- _Task statement_
In the entries below, identify every line with the string "Linear" and copy it.

- _Exercise material_
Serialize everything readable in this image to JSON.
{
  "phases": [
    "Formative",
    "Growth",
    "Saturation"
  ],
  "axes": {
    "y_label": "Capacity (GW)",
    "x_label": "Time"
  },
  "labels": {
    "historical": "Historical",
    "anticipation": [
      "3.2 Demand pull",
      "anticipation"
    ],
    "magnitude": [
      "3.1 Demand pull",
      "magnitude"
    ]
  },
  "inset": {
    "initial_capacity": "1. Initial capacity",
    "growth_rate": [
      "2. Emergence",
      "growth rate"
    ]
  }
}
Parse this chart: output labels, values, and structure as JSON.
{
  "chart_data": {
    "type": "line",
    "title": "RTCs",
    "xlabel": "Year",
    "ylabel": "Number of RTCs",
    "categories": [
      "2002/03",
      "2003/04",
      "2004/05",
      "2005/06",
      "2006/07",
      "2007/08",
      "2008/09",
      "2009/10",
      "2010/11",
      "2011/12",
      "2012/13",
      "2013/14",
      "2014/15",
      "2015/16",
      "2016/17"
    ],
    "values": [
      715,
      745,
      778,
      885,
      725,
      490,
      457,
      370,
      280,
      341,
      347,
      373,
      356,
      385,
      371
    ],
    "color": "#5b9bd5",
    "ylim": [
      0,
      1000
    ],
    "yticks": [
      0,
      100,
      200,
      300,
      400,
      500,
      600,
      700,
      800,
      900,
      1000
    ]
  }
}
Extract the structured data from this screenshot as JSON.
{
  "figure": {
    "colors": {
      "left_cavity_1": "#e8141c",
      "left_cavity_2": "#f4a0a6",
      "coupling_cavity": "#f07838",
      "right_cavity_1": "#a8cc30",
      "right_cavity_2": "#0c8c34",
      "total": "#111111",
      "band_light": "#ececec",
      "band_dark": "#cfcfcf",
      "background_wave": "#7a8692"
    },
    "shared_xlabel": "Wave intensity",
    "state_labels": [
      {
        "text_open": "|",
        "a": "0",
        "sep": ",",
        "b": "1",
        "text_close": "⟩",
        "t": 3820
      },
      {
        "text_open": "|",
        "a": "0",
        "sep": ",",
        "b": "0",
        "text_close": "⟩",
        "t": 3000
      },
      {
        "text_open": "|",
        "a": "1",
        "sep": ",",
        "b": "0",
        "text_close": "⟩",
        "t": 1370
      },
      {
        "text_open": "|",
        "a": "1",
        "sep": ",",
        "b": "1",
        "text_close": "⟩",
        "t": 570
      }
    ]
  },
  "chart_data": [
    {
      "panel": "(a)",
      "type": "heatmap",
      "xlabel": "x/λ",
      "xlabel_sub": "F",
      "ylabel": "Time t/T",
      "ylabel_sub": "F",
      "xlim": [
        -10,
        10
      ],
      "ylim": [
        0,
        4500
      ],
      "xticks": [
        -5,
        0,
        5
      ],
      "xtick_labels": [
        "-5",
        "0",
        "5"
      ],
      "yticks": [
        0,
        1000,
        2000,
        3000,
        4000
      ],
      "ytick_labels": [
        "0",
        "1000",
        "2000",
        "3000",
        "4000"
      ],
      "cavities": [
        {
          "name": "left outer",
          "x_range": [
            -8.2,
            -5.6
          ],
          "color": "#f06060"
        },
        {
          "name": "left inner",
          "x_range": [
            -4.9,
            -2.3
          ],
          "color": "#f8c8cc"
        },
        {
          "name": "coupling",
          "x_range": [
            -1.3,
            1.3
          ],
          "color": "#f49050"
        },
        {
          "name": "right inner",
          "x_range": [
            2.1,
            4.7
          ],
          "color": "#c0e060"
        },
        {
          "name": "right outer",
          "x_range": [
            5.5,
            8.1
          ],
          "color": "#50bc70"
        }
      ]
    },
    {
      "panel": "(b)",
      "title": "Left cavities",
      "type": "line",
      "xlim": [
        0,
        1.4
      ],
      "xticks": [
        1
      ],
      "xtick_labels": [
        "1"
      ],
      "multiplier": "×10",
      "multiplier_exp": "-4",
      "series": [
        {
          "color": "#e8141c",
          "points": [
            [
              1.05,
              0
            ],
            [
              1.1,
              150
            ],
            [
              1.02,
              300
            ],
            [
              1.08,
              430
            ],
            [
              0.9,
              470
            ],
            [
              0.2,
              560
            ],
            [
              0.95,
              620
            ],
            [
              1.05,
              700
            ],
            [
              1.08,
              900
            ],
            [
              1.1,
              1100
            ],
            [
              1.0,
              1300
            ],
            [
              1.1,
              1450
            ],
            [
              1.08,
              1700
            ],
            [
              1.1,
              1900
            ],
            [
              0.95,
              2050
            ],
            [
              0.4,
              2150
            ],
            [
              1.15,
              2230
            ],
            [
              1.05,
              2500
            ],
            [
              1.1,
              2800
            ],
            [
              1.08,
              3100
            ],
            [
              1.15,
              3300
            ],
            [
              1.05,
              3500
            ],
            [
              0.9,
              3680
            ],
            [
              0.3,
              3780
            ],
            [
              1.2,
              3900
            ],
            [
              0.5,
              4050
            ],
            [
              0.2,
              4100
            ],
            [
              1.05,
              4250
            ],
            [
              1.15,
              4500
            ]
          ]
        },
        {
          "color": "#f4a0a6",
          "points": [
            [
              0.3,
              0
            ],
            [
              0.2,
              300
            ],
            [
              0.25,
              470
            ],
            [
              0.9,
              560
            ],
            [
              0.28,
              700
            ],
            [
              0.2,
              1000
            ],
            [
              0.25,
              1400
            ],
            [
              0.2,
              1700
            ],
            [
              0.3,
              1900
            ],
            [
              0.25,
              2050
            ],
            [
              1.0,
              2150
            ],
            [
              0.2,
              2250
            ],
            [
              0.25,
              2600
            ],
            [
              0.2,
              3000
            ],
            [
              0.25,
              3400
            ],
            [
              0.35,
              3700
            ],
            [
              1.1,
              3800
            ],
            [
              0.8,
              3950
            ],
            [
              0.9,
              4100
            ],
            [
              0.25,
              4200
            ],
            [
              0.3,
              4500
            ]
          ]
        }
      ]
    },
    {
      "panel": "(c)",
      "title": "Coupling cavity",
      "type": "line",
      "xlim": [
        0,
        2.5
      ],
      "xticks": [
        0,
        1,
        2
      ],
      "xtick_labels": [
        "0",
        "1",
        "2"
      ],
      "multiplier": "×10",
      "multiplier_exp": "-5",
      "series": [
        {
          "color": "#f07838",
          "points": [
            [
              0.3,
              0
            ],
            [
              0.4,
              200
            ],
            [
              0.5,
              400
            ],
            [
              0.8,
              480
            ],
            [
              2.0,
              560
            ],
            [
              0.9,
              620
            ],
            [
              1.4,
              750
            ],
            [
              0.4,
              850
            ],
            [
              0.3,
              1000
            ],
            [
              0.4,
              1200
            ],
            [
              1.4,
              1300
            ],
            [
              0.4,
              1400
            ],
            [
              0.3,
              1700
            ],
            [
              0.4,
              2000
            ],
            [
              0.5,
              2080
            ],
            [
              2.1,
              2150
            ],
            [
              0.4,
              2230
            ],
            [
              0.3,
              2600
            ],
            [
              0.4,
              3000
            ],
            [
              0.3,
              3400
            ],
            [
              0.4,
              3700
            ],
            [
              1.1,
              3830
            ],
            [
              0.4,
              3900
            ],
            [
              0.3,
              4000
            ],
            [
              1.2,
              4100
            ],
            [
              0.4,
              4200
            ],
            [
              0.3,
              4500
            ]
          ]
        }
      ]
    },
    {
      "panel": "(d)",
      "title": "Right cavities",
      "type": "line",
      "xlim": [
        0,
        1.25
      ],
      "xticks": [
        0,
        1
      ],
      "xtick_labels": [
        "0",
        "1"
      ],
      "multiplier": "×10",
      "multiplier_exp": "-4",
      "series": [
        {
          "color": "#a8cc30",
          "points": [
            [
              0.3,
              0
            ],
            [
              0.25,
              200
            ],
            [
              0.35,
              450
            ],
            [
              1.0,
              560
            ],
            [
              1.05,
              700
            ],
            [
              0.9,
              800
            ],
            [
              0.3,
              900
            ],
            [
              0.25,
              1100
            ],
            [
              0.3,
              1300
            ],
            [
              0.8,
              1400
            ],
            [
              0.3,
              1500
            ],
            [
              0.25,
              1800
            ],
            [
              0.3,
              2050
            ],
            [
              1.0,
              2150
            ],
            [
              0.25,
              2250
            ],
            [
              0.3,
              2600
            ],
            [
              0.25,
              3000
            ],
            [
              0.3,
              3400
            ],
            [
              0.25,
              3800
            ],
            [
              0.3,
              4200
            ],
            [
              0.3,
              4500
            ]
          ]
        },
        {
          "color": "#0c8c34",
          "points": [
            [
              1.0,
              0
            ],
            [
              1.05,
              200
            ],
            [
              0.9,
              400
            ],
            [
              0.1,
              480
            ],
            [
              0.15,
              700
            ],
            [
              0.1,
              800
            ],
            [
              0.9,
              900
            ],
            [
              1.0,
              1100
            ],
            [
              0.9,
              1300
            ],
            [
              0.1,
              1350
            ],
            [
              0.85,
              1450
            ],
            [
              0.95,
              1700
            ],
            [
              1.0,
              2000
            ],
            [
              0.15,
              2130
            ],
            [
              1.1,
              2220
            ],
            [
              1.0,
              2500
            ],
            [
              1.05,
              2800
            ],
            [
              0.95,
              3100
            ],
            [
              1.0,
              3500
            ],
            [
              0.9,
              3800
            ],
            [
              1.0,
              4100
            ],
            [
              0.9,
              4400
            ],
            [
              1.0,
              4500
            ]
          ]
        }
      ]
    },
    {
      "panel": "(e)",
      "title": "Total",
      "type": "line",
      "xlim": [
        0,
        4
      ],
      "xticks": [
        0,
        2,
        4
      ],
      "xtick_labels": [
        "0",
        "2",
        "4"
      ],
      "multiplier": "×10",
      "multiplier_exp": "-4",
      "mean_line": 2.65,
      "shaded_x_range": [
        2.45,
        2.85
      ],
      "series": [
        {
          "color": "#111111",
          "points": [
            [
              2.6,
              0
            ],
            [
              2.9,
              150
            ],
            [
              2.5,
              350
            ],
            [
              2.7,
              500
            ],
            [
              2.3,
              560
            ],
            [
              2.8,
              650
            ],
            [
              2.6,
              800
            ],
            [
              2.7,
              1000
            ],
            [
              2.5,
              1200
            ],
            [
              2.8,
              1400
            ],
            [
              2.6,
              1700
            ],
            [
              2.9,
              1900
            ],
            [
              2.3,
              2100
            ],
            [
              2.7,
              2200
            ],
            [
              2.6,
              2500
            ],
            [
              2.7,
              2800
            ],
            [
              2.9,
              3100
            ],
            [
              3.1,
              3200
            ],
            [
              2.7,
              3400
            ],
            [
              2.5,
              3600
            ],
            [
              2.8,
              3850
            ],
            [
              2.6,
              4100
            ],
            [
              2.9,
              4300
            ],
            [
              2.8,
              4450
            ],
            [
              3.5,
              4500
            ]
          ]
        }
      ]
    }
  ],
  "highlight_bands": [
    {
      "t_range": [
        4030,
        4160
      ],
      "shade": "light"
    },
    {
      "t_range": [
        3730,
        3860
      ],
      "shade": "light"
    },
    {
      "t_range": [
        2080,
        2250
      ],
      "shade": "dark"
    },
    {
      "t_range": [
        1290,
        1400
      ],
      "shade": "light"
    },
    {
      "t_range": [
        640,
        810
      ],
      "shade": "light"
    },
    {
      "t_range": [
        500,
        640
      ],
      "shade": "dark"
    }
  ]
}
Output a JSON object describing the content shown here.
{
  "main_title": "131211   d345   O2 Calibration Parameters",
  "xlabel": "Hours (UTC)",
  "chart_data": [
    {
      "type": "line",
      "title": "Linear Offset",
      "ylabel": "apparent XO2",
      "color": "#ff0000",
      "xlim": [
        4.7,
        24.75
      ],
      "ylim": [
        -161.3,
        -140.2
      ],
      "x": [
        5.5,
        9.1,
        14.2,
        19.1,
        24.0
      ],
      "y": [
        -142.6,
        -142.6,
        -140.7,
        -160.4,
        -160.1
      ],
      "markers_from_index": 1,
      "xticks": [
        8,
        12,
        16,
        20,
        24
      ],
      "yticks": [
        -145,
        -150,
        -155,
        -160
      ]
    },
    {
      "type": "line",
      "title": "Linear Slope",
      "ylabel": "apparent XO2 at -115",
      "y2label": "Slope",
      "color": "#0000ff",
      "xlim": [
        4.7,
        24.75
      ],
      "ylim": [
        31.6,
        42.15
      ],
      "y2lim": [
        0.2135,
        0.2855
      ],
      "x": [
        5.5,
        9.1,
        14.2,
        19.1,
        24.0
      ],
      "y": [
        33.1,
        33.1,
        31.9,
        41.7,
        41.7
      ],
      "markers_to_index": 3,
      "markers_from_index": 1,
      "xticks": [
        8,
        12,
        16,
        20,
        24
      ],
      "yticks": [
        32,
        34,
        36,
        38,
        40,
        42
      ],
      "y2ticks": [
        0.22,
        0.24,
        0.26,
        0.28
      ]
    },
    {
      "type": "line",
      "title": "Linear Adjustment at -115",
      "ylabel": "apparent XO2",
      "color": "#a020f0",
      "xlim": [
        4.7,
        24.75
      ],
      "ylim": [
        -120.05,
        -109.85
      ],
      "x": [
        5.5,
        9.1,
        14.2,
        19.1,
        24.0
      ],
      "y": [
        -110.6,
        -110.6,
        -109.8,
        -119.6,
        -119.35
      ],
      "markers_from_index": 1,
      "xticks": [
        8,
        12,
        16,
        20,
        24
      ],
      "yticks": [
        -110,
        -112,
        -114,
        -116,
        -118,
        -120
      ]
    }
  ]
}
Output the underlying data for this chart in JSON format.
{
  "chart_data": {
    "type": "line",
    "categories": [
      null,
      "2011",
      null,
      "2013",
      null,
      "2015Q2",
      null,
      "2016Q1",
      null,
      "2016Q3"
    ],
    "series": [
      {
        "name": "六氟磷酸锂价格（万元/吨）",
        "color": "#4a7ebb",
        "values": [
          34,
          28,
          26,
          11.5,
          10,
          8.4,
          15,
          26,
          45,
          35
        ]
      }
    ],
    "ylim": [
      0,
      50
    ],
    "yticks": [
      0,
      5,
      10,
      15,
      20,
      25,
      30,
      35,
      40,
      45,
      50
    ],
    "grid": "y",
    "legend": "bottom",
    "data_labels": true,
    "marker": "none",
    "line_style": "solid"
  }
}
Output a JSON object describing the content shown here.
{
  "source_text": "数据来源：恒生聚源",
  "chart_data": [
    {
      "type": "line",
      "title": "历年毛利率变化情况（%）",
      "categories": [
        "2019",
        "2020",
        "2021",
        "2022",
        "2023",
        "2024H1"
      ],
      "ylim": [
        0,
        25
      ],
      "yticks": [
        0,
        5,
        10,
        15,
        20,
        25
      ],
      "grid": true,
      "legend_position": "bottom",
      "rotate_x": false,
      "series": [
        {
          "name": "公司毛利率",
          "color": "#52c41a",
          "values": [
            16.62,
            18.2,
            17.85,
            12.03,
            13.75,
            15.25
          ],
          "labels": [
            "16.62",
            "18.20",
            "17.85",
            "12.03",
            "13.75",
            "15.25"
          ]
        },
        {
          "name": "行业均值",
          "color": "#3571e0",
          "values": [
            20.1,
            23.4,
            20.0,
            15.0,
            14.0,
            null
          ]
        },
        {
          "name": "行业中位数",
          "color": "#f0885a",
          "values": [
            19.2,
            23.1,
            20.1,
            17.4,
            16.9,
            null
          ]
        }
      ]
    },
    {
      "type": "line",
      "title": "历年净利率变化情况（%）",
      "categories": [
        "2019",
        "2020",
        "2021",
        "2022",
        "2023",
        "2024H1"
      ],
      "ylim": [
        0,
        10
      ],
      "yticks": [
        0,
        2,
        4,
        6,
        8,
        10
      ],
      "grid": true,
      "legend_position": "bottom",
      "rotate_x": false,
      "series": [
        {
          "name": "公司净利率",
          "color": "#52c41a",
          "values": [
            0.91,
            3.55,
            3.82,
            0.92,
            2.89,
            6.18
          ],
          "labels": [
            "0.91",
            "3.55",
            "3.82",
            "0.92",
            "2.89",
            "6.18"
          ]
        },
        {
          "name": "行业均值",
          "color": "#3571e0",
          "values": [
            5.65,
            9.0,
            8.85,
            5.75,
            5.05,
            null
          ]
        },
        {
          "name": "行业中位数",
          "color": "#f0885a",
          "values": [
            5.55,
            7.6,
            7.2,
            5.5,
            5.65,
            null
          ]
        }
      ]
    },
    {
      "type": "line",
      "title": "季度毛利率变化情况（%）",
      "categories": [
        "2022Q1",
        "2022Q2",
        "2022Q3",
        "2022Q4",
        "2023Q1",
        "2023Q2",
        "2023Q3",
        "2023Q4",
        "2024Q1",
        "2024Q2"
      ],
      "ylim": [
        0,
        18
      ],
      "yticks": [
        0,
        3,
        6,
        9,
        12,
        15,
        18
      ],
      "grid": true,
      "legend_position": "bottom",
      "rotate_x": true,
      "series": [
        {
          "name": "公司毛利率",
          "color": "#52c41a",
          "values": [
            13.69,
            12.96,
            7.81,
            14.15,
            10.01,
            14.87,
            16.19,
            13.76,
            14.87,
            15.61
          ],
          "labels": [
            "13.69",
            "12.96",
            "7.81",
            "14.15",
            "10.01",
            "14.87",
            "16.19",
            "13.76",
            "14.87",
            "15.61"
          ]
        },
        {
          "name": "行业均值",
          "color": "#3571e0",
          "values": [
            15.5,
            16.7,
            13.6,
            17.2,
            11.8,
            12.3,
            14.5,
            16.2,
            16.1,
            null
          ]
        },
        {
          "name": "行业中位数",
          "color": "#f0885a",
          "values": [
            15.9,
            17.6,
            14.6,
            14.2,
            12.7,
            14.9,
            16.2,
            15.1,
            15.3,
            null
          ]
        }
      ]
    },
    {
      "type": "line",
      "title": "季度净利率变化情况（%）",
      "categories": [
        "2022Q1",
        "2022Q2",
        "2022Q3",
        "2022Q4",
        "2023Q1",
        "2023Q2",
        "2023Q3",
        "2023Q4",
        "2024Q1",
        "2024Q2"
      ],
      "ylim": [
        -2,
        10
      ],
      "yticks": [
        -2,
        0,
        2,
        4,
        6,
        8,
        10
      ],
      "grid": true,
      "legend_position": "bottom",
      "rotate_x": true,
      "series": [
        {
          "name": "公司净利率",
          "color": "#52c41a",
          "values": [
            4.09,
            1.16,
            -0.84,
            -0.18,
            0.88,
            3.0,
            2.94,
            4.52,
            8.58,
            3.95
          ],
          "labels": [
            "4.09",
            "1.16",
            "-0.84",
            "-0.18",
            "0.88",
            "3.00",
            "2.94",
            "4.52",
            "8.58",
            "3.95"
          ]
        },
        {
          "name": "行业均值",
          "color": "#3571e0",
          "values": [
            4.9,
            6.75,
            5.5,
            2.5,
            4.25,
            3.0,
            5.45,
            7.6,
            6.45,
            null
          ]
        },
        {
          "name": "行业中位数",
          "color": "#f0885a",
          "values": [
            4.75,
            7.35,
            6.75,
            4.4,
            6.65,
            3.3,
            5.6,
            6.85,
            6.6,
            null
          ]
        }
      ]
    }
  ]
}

- _Task result_
      "title": "Linear Offset",
      "title": "Linear Slope",
      "title": "Linear Adjustment at -115",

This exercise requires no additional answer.